TASK OBJECTIVE:
Your task is to output the data exactly as it stands.

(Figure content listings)
+--
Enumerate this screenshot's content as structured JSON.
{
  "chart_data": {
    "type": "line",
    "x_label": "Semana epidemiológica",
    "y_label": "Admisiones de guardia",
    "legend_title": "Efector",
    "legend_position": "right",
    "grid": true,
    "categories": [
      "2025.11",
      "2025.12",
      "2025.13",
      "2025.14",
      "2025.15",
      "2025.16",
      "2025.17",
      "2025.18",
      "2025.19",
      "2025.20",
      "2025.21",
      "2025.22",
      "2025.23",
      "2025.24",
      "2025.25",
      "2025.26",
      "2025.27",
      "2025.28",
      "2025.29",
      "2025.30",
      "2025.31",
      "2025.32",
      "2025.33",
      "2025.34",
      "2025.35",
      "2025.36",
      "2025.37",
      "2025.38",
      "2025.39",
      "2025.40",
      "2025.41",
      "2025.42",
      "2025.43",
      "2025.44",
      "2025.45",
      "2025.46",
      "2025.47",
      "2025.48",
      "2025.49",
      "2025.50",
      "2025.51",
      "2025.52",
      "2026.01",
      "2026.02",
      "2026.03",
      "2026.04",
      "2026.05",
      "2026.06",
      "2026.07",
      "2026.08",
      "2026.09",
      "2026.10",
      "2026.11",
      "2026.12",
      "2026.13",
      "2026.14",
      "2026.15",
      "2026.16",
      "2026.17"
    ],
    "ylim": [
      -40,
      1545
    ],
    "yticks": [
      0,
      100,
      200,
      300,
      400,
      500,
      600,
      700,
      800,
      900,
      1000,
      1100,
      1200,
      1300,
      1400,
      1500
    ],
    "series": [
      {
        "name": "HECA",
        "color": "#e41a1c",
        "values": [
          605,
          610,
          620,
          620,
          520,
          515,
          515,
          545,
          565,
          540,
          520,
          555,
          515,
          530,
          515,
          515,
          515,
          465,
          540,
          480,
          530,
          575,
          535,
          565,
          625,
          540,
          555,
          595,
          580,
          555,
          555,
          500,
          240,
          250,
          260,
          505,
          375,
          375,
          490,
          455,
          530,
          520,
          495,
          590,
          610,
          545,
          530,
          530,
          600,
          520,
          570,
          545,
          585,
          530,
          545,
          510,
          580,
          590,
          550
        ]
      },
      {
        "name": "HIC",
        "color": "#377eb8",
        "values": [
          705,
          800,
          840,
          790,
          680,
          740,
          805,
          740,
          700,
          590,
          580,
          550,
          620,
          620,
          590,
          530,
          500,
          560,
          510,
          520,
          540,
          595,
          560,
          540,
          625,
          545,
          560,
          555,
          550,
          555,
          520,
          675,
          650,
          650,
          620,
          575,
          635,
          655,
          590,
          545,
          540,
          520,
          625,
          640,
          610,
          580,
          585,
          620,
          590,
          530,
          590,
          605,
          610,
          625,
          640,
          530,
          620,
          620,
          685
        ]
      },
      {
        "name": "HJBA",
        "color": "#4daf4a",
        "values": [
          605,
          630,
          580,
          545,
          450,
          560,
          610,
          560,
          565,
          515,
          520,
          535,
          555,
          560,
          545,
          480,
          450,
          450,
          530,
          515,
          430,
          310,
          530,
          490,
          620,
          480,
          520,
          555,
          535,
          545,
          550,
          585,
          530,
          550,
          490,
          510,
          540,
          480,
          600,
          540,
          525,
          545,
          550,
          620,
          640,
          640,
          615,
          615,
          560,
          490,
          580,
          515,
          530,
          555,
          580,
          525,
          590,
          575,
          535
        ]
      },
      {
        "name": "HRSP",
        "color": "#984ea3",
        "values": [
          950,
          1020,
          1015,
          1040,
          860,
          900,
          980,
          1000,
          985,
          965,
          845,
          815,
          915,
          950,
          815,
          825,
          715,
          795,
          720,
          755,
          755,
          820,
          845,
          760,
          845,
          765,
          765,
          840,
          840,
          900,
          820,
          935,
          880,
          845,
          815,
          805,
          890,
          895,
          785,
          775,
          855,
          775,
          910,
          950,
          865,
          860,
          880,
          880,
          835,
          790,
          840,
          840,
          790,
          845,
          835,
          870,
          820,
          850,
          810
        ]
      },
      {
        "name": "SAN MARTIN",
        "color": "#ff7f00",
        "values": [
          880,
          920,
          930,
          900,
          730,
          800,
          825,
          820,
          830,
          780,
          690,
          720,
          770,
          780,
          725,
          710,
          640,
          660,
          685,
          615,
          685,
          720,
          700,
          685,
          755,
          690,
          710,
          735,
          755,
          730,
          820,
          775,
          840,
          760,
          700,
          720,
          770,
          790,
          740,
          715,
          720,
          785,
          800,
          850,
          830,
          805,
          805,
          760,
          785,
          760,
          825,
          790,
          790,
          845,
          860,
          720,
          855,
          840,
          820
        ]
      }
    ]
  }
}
+--
FULL ANSWER:
Enumerate this screenshot's content as structured JSON.
{
  "chart_data": {
    "type": "line",
    "x_label": "Semana epidemiológica",
    "y_label": "Admisiones de guardia",
    "legend_title": "Efector",
    "legend_position": "right",
    "grid": true,
    "categories": [
      "2025.11",
      "2025.12",
      "2025.13",
      "2025.14",
      "2025.15",
      "2025.16",
      "2025.17",
      "2025.18",
      "2025.19",
      "2025.20",
      "2025.21",
      "2025.22",
      "2025.23",
      "2025.24",
      "2025.25",
      "2025.26",
      "2025.27",
      "2025.28",
      "2025.29",
      "2025.30",
      "2025.31",
      "2025.32",
      "2025.33",
      "2025.34",
      "2025.35",
      "2025.36",
      "2025.37",
      "2025.38",
      "2025.39",
      "2025.40",
      "2025.41",
      "2025.42",
      "2025.43",
      "2025.44",
      "2025.45",
      "2025.46",
      "2025.47",
      "2025.48",
      "2025.49",
      "2025.50",
      "2025.51",
      "2025.52",
      "2026.01",
      "2026.02",
      "2026.03",
      "2026.04",
      "2026.05",
      "2026.06",
      "2026.07",
      "2026.08",
      "2026.09",
      "2026.10",
      "2026.11",
      "2026.12",
      "2026.13",
      "2026.14",
      "2026.15",
      "2026.16",
      "2026.17"
    ],
    "ylim": [
      -40,
      1545
    ],
    "yticks": [
      0,
      100,
      200,
      300,
      400,
      500,
      600,
      700,
      800,
      900,
      1000,
      1100,
      1200,
      1300,
      1400,
      1500
    ],
    "series": [
      {
        "name": "HECA",
        "color": "#e41a1c",
        "values": [
          605,
          610,
          620,
          620,
          520,
          515,
          515,
          545,
          565,
          540,
          520,
          555,
          515,
          530,
          515,
          515,
          515,
          465,
          540,
          480,
          530,
          575,
          535,
          565,
          625,
          540,
          555,
          595,
          580,
          555,
          555,
          500,
          240,
          250,
          260,
          505,
          375,
          375,
          490,
          455,
          530,
          520,
          495,
          590,
          610,
          545,
          530,
          530,
          600,
          520,
          570,
          545,
          585,
          530,
          545,
          510,
          580,
          590,
          550
        ]
      },
      {
        "name": "HIC",
        "color": "#377eb8",
        "values": [
          705,
          800,
          840,
          790,
          680,
          740,
          805,
          740,
          700,
          590,
          580,
          550,
          620,
          620,
          590,
          530,
          500,
          560,
          510,
          520,
          540,
          595,
          560,
          540,
          625,
          545,
          560,
          555,
          550,
          555,
          520,
          675,
          650,
          650,
          620,
          575,
          635,
          655,
          590,
          545,
          540,
          520,
          625,
          640,
          610,
          580,
          585,
          620,
          590,
          530,
          590,
          605,
          610,
          625,
          640,
          530,
          620,
          620,
          685
        ]
      },
      {
        "name": "HJBA",
        "color": "#4daf4a",
        "values": [
          605,
          630,
          580,
          545,
          450,
          560,
          610,
          560,
          565,
          515,
          520,
          535,
          555,
          560,
          545,
          480,
          450,
          450,
          530,
          515,
          430,
          310,
          530,
          490,
          620,
          480,
          520,
          555,
          535,
          545,
          550,
          585,
          530,
          550,
          490,
          510,
          540,
          480,
          600,
          540,
          525,
          545,
          550,
          620,
          640,
          640,
          615,
          615,
          560,
          490,
          580,
          515,
          530,
          555,
          580,
          525,
          590,
          575,
          535
        ]
      },
      {
        "name": "HRSP",
        "color": "#984ea3",
        "values": [
          950,
          1020,
          1015,
          1040,
          860,
          900,
          980,
          1000,
          985,
          965,
          845,
          815,
          915,
          950,
          815,
          825,
          715,
          795,
          720,
          755,
          755,
          820,
          845,
          760,
          845,
          765,
          765,
          840,
          840,
          900,
          820,
          935,
          880,
          845,
          815,
          805,
          890,
          895,
          785,
          775,
          855,
          775,
          910,
          950,
          865,
          860,
          880,
          880,
          835,
          790,
          840,
          840,
          790,
          845,
          835,
          870,
          820,
          850,
          810
        ]
      },
      {
        "name": "SAN MARTIN",
        "color": "#ff7f00",
        "values": [
          880,
          920,
          930,
          900,
          730,
          800,
          825,
          820,
          830,
          780,
          690,
          720,
          770,
          780,
          725,
          710,
          640,
          660,
          685,
          615,
          685,
          720,
          700,
          685,
          755,
          690,
          710,
          735,
          755,
          730,
          820,
          775,
          840,
          760,
          700,
          720,
          770,
          790,
          740,
          715,
          720,
          785,
          800,
          850,
          830,
          805,
          805,
          760,
          785,
          760,
          825,
          790,
          790,
          845,
          860,
          720,
          855,
          840,
          820
        ]
      }
    ]
  }
}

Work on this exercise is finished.